_Objective_. Report the count of lines below in which the string "swatch" occurs; include nothing else.
=-=-=
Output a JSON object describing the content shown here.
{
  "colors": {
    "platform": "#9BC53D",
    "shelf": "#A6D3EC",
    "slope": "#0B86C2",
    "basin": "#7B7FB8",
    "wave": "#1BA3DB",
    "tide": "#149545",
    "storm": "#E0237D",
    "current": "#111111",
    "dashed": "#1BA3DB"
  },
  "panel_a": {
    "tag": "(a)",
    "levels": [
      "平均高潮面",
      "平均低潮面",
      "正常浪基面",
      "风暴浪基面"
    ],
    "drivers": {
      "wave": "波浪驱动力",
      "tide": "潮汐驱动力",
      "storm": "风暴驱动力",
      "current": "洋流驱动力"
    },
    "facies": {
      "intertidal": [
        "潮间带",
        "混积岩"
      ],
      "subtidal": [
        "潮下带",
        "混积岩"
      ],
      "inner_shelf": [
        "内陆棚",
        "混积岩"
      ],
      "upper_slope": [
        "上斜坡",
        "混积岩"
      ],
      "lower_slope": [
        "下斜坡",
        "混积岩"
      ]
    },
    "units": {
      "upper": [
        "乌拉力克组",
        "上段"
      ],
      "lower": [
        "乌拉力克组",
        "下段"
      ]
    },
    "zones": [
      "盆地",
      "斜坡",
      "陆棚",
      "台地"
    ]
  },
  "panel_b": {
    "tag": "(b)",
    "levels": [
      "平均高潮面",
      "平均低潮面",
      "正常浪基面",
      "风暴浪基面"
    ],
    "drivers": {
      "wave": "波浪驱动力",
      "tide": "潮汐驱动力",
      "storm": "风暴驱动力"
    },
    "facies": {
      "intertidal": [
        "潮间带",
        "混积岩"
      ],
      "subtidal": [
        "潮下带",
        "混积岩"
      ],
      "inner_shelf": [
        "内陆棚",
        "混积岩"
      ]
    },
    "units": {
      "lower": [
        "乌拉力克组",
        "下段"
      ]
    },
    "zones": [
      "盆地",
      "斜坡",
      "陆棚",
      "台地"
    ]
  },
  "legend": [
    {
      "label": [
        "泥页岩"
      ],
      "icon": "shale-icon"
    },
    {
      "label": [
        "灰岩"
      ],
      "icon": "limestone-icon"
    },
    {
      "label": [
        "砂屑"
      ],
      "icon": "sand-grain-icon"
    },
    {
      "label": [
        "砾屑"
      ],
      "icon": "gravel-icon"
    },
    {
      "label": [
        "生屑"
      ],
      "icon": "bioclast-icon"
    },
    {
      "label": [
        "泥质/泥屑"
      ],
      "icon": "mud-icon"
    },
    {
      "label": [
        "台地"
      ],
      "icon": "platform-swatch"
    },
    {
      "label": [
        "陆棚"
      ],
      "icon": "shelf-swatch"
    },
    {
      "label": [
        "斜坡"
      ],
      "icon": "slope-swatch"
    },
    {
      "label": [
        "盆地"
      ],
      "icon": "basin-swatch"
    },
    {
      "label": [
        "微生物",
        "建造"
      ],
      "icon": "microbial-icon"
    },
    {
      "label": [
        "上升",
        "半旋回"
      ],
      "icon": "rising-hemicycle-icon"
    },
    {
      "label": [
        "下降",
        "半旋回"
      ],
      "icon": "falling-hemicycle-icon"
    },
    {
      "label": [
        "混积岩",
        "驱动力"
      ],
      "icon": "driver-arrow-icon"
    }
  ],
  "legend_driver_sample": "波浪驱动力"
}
=-=-=
_Exercise answer_. 4